PROBLEM => Report the number of lines in the entries below that include the word "Babrow", and nothing else.

SOURCE MATERIAL =>
····················
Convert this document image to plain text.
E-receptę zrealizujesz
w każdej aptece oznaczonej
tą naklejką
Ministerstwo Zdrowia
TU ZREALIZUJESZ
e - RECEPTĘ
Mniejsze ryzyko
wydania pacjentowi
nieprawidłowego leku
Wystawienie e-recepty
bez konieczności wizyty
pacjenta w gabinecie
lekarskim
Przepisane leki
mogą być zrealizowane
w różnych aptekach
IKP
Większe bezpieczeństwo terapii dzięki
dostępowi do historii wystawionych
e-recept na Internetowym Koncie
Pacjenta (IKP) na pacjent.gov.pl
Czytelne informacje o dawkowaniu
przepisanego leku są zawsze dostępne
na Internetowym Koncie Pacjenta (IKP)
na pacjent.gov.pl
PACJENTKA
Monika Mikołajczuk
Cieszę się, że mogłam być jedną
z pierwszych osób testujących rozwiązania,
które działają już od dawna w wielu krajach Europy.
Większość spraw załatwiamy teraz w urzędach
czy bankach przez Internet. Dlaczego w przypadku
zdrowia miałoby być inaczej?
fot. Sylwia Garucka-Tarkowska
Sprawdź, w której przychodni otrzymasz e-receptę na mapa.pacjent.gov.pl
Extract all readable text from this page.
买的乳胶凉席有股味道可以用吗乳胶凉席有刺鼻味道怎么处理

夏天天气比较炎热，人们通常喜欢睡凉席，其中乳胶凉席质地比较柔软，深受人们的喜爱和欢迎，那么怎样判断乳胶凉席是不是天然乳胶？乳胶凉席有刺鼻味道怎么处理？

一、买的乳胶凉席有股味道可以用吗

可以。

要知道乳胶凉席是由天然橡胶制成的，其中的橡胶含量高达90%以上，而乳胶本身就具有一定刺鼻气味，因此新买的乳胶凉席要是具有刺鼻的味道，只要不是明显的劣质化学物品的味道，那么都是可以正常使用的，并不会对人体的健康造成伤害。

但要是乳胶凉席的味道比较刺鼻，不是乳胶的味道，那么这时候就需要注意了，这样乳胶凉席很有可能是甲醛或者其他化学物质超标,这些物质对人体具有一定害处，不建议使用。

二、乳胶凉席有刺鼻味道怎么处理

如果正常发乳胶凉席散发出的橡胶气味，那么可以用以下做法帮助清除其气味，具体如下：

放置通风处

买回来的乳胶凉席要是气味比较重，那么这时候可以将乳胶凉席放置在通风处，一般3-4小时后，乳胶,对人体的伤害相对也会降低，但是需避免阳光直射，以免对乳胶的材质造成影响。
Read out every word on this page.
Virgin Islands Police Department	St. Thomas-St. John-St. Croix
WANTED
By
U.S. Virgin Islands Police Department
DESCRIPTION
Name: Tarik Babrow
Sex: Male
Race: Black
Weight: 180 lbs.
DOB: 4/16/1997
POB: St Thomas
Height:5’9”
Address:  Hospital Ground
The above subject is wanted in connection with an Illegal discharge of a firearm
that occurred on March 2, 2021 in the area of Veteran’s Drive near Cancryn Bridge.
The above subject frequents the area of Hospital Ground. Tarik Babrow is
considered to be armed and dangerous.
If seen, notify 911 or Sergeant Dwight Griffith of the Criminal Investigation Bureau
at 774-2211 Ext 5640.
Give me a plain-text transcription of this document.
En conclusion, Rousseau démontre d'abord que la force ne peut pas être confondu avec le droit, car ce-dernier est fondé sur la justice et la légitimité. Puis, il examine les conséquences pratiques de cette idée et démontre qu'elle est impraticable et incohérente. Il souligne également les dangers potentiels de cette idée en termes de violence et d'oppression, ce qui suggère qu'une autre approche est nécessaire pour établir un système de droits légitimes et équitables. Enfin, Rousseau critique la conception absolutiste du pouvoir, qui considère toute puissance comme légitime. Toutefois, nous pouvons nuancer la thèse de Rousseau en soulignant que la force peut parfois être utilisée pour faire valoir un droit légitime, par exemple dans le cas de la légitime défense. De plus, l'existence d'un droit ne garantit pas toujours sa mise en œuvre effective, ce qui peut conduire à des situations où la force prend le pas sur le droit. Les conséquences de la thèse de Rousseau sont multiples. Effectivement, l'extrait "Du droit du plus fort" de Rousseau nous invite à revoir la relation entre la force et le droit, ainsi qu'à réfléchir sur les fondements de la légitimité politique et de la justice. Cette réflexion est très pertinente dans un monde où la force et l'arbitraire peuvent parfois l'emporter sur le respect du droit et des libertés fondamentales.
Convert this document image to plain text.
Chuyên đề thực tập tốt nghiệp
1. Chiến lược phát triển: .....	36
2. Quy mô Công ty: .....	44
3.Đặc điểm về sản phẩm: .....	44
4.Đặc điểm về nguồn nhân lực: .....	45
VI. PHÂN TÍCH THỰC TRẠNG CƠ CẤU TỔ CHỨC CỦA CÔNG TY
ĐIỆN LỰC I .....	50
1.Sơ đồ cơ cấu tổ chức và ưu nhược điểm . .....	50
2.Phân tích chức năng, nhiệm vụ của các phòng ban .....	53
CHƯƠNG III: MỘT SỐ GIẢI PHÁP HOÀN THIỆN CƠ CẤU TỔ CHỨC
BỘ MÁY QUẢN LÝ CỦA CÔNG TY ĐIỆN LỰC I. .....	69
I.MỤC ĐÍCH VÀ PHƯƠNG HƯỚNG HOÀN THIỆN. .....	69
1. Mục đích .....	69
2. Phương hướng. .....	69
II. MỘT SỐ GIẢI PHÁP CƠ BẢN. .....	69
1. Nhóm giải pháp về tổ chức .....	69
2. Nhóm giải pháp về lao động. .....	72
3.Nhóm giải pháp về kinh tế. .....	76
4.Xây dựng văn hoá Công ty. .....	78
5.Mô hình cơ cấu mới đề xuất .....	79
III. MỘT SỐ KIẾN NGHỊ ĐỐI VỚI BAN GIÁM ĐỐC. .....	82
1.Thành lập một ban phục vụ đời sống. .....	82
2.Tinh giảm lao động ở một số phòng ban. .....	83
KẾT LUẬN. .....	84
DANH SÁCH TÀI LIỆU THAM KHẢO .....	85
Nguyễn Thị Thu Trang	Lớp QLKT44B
····················
ANSWER TO THE EXERCISE => 2